> _Layout element annotations_
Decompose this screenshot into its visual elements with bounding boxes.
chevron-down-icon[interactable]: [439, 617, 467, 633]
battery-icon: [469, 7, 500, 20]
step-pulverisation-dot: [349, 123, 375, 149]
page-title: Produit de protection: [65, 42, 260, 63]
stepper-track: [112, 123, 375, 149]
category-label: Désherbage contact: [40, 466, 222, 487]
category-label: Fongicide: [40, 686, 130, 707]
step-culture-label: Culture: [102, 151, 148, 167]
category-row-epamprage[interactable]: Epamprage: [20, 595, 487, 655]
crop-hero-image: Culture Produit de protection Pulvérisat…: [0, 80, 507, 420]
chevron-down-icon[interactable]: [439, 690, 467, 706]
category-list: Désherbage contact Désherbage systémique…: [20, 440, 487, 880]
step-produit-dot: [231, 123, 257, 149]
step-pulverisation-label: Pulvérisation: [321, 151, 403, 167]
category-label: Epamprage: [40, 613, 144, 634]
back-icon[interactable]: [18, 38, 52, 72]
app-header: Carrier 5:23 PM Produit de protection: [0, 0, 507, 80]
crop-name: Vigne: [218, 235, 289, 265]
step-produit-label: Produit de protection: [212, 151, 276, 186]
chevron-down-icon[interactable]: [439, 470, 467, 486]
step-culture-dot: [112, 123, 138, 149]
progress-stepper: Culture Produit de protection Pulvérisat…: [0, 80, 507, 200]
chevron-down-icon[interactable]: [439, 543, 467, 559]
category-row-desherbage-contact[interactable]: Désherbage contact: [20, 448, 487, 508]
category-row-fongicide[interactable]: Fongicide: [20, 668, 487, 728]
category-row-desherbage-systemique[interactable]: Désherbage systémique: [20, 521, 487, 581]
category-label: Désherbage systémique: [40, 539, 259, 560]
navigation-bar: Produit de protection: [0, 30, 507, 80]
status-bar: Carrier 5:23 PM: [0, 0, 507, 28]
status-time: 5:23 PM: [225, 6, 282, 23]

> _Description of the task_
How many of the lines above contain the string "category"? Reply with the number alone.

> _Written solution_
9